[Work to complete] Copy out every line in which the string "Been" occurs.

[Record list]

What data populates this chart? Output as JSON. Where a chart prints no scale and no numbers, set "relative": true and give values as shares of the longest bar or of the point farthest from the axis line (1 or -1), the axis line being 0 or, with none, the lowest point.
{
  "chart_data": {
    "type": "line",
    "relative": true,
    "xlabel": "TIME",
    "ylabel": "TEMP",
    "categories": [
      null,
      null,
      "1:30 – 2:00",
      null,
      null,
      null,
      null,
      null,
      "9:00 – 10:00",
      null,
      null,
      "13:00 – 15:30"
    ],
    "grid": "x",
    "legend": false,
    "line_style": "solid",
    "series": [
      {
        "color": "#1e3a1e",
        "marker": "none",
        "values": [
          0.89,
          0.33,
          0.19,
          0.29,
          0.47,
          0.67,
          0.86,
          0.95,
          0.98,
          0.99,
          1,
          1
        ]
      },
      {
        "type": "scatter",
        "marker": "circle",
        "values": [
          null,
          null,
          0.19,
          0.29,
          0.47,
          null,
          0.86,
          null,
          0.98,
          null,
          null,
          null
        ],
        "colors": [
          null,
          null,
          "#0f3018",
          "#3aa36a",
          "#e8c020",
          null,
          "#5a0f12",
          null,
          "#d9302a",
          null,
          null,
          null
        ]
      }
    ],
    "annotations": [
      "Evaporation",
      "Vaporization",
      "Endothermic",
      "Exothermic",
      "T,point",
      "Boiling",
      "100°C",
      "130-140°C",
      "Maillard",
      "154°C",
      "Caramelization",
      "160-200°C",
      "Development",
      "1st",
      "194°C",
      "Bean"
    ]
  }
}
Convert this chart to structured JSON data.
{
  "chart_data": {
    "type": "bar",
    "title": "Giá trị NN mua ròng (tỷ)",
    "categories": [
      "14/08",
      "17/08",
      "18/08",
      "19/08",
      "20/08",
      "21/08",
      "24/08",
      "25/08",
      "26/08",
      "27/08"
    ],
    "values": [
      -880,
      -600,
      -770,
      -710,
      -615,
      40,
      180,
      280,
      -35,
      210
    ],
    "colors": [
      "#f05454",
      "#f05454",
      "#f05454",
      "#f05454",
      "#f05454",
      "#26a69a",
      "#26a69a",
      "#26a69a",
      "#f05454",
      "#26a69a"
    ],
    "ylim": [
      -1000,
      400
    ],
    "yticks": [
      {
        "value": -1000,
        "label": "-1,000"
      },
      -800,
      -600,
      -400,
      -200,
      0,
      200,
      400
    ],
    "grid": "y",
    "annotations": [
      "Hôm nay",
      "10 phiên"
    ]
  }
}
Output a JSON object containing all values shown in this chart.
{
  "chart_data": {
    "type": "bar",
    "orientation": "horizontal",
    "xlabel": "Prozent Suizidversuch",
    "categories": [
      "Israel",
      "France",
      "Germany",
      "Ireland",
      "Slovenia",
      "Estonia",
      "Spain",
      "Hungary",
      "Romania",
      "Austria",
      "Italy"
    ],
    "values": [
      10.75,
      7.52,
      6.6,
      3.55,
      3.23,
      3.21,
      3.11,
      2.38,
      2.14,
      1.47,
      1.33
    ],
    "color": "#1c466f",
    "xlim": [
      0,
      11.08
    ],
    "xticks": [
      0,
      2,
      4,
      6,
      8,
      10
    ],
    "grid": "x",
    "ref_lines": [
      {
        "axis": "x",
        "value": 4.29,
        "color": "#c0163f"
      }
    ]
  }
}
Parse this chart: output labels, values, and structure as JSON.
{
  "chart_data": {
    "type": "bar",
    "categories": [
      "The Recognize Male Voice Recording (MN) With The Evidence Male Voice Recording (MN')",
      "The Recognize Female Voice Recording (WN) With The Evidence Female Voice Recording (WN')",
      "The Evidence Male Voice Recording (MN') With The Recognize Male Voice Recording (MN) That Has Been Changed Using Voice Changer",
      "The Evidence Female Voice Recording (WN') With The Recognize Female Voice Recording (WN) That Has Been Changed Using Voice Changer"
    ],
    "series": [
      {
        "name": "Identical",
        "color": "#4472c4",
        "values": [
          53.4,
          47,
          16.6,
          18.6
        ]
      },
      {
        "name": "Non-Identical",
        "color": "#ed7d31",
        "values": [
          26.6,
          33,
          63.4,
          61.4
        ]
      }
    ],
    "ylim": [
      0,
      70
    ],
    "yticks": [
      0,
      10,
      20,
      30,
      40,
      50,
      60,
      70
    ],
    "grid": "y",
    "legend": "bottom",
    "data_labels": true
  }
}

[Response to the task]
      "The Evidence Male Voice Recording (MN') With The Recognize Male Voice Recording (MN) That Has Been Changed Using Voice Changer",
      "The Evidence Female Voice Recording (WN') With The Recognize Female Voice Recording (WN) That Has Been Changed Using Voice Changer"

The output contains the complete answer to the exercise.